Dataset excerpt
☆ ☆ ☆

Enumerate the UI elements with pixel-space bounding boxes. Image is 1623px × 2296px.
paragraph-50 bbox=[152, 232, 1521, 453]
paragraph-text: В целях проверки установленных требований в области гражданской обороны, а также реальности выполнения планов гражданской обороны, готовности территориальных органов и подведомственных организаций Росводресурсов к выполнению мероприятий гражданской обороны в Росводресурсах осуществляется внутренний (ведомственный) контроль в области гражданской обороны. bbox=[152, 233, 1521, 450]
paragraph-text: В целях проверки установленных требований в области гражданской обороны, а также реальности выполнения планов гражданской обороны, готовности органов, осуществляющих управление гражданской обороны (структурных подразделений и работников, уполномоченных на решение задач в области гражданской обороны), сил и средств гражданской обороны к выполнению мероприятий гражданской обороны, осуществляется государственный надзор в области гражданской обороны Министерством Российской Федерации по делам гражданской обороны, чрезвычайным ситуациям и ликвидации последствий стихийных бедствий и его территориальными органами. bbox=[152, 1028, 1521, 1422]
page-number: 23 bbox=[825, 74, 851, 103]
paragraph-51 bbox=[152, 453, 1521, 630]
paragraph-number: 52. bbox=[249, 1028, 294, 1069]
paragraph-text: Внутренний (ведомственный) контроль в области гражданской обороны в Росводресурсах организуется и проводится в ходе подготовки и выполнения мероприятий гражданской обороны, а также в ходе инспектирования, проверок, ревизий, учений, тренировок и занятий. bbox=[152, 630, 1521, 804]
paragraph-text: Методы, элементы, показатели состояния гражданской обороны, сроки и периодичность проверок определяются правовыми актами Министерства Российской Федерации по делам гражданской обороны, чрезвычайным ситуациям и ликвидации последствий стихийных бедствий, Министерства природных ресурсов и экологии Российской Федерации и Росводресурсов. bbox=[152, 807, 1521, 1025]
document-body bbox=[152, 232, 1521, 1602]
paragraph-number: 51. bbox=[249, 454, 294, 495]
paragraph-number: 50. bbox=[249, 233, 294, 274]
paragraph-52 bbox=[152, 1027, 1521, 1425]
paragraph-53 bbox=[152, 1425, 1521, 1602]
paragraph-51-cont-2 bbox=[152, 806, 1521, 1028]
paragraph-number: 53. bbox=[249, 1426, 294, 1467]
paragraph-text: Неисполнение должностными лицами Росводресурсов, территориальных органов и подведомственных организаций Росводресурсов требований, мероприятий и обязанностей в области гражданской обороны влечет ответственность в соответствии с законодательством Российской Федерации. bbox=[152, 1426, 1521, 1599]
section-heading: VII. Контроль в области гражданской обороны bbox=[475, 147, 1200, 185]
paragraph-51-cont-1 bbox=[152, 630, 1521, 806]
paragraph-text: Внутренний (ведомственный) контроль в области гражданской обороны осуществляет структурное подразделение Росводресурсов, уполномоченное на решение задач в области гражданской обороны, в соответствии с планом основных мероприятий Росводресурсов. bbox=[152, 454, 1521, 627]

☆ ☆ ☆

■ **Job**
Render the lines from the start of the entries through the line containing "paragraph-50 bbox=[152, 232, 1521, 453]" as a JSON list of strings, one per line, skipping blank lines.

■ **Solution for this exercise**
[
  "Enumerate the UI elements with pixel-space bounding boxes. Image is 1623px × 2296px.",
  "paragraph-50 bbox=[152, 232, 1521, 453]"
]